(Extracted data entries)
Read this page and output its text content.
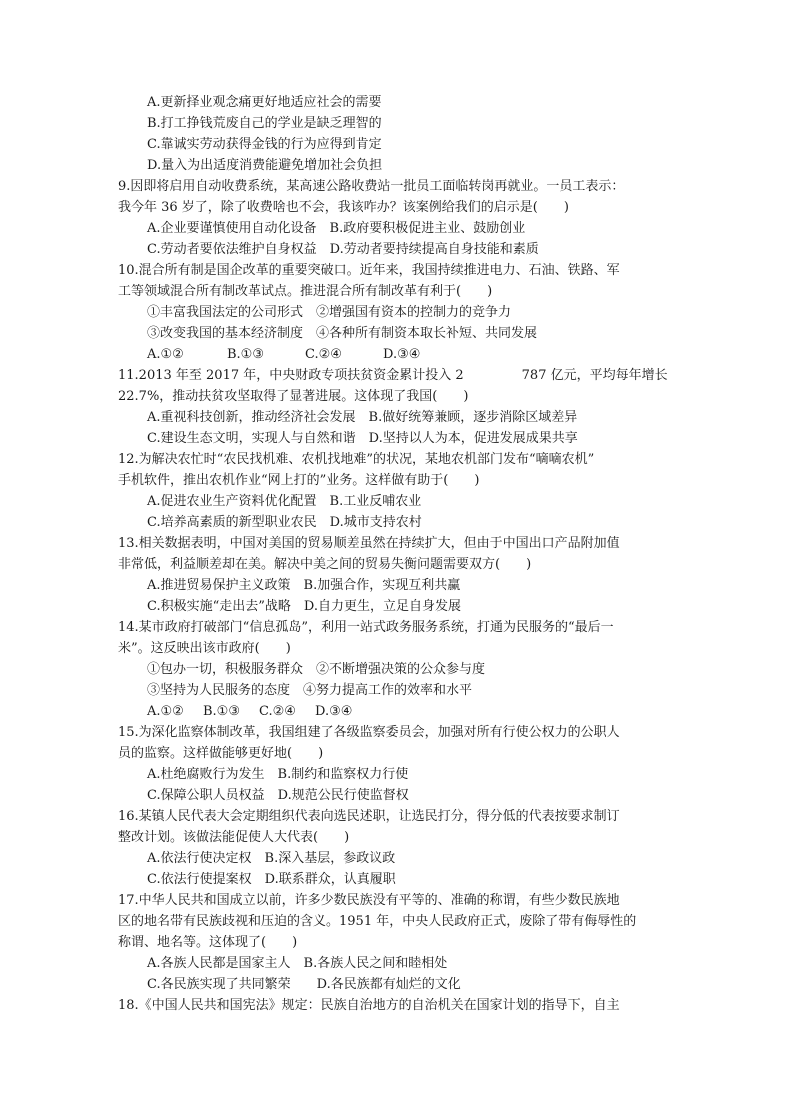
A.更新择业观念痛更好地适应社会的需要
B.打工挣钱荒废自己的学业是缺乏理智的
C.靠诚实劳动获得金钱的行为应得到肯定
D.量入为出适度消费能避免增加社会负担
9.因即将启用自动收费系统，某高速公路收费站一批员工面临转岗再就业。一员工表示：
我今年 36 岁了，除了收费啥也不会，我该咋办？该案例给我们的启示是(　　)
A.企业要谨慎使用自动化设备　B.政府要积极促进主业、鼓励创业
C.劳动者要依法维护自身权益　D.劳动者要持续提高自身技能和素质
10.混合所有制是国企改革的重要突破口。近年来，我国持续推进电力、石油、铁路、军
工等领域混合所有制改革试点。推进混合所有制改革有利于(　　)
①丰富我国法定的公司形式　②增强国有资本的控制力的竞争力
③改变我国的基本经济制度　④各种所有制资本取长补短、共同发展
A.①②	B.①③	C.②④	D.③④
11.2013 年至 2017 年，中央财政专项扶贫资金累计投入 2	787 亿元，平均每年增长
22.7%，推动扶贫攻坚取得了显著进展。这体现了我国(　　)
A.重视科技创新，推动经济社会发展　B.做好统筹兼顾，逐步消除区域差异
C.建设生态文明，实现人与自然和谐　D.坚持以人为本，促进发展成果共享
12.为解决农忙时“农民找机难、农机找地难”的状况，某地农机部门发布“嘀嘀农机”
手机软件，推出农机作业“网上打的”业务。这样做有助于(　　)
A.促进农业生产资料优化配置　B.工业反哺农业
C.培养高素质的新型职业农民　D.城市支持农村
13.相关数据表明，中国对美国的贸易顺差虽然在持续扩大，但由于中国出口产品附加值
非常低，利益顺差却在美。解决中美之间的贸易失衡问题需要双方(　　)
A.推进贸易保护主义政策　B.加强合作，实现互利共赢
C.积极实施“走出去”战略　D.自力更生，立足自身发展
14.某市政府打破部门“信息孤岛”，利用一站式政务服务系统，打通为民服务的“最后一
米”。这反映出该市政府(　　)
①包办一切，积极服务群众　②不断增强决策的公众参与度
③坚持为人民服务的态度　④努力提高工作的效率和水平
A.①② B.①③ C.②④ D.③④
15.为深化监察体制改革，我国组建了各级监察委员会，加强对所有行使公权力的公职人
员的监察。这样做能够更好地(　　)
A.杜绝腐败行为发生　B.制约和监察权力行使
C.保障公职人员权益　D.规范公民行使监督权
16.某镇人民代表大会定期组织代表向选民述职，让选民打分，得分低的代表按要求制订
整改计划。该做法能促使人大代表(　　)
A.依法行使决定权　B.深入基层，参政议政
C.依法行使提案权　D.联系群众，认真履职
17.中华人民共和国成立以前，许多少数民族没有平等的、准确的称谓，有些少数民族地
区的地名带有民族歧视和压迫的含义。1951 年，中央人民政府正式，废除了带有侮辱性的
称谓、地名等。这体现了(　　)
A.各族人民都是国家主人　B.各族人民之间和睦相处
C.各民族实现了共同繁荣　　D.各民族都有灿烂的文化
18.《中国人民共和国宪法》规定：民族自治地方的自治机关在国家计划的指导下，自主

--- Stated exercise ---
Restate every record exactly, please; do not copy the pictures.

--- Response to the exercise ---
Read this page and output its text content.
A.更新择业观念痛更好地适应社会的需要
B.打工挣钱荒废自己的学业是缺乏理智的
C.靠诚实劳动获得金钱的行为应得到肯定
D.量入为出适度消费能避免增加社会负担
9.因即将启用自动收费系统，某高速公路收费站一批员工面临转岗再就业。一员工表示：
我今年 36 岁了，除了收费啥也不会，我该咋办？该案例给我们的启示是(　　)
A.企业要谨慎使用自动化设备　B.政府要积极促进主业、鼓励创业
C.劳动者要依法维护自身权益　D.劳动者要持续提高自身技能和素质
10.混合所有制是国企改革的重要突破口。近年来，我国持续推进电力、石油、铁路、军
工等领域混合所有制改革试点。推进混合所有制改革有利于(　　)
①丰富我国法定的公司形式　②增强国有资本的控制力的竞争力
③改变我国的基本经济制度　④各种所有制资本取长补短、共同发展
A.①②	B.①③	C.②④	D.③④
11.2013 年至 2017 年，中央财政专项扶贫资金累计投入 2	787 亿元，平均每年增长
22.7%，推动扶贫攻坚取得了显著进展。这体现了我国(　　)
A.重视科技创新，推动经济社会发展　B.做好统筹兼顾，逐步消除区域差异
C.建设生态文明，实现人与自然和谐　D.坚持以人为本，促进发展成果共享
12.为解决农忙时“农民找机难、农机找地难”的状况，某地农机部门发布“嘀嘀农机”
手机软件，推出农机作业“网上打的”业务。这样做有助于(　　)
A.促进农业生产资料优化配置　B.工业反哺农业
C.培养高素质的新型职业农民　D.城市支持农村
13.相关数据表明，中国对美国的贸易顺差虽然在持续扩大，但由于中国出口产品附加值
非常低，利益顺差却在美。解决中美之间的贸易失衡问题需要双方(　　)
A.推进贸易保护主义政策　B.加强合作，实现互利共赢
C.积极实施“走出去”战略　D.自力更生，立足自身发展
14.某市政府打破部门“信息孤岛”，利用一站式政务服务系统，打通为民服务的“最后一
米”。这反映出该市政府(　　)
①包办一切，积极服务群众　②不断增强决策的公众参与度
③坚持为人民服务的态度　④努力提高工作的效率和水平
A.①② B.①③ C.②④ D.③④
15.为深化监察体制改革，我国组建了各级监察委员会，加强对所有行使公权力的公职人
员的监察。这样做能够更好地(　　)
A.杜绝腐败行为发生　B.制约和监察权力行使
C.保障公职人员权益　D.规范公民行使监督权
16.某镇人民代表大会定期组织代表向选民述职，让选民打分，得分低的代表按要求制订
整改计划。该做法能促使人大代表(　　)
A.依法行使决定权　B.深入基层，参政议政
C.依法行使提案权　D.联系群众，认真履职
17.中华人民共和国成立以前，许多少数民族没有平等的、准确的称谓，有些少数民族地
区的地名带有民族歧视和压迫的含义。1951 年，中央人民政府正式，废除了带有侮辱性的
称谓、地名等。这体现了(　　)
A.各族人民都是国家主人　B.各族人民之间和睦相处
C.各民族实现了共同繁荣　　D.各民族都有灿烂的文化
18.《中国人民共和国宪法》规定：民族自治地方的自治机关在国家计划的指导下，自主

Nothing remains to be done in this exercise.